#### Given records
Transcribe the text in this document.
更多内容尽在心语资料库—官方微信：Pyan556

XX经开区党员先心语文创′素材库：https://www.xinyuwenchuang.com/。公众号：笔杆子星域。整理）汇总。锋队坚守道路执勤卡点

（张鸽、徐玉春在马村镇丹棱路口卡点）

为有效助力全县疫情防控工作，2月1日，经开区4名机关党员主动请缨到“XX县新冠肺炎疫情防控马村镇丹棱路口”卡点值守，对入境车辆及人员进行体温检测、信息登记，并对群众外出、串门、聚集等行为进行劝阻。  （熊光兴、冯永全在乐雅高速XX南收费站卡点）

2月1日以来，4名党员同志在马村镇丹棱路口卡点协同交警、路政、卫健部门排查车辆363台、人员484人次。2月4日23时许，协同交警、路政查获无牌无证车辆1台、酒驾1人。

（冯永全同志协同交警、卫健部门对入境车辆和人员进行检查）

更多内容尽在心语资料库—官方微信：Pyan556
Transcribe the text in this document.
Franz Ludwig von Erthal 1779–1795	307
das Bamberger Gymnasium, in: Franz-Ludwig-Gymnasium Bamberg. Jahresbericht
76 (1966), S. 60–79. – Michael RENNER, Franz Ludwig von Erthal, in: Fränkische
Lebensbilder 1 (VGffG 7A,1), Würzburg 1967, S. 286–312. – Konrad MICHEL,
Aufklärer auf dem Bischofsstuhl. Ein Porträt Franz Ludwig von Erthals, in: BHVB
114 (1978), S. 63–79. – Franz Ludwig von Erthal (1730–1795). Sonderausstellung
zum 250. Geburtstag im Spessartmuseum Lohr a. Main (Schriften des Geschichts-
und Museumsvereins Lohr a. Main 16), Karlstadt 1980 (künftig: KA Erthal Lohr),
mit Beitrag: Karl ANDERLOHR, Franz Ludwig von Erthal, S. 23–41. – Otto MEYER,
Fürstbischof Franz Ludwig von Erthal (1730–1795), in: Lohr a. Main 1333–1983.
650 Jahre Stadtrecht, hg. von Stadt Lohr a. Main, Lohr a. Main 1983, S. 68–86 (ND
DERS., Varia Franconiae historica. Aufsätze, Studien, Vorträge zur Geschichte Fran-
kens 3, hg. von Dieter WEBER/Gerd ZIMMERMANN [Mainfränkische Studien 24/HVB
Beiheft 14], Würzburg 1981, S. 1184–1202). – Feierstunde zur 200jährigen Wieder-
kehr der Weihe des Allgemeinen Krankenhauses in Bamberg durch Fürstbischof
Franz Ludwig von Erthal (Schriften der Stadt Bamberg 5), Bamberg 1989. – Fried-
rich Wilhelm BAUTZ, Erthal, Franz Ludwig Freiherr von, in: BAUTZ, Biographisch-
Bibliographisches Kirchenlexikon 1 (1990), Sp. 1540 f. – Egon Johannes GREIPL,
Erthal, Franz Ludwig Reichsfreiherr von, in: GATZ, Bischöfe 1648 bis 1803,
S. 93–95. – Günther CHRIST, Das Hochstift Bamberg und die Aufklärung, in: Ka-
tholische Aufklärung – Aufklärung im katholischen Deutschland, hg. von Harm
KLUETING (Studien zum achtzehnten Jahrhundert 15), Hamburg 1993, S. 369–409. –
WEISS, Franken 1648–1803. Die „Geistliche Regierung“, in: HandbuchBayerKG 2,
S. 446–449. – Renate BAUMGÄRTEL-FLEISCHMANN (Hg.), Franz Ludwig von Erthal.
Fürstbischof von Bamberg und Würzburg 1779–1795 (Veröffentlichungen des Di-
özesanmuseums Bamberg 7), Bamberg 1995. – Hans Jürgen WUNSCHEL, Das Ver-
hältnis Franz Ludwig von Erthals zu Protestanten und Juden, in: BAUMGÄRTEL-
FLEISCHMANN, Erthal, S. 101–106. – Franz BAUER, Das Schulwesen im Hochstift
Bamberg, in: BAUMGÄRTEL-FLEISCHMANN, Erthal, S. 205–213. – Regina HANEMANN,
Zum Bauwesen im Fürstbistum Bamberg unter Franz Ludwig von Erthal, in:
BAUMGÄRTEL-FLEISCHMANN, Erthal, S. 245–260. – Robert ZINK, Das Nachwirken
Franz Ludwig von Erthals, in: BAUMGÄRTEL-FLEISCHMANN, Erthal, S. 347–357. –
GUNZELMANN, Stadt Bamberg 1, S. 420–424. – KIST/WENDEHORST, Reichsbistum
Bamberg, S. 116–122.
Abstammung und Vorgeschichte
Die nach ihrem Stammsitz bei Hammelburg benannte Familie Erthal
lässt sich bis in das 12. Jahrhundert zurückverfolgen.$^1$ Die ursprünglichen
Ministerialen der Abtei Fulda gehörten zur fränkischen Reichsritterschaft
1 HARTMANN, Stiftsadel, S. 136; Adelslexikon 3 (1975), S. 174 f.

#### Work instructions
Return, from the data, each line that has the word "BAUMGÄRTEL" in it.

#### Response below
S. 446–449. – Renate BAUMGÄRTEL-FLEISCHMANN (Hg.), Franz Ludwig von Erthal.
hältnis Franz Ludwig von Erthals zu Protestanten und Juden, in: BAUMGÄRTEL-
Bamberg, in: BAUMGÄRTEL-FLEISCHMANN, Erthal, S. 205–213. – Regina HANEMANN,
BAUMGÄRTEL-FLEISCHMANN, Erthal, S. 245–260. – Robert ZINK, Das Nachwirken
Franz Ludwig von Erthals, in: BAUMGÄRTEL-FLEISCHMANN, Erthal, S. 347–357. –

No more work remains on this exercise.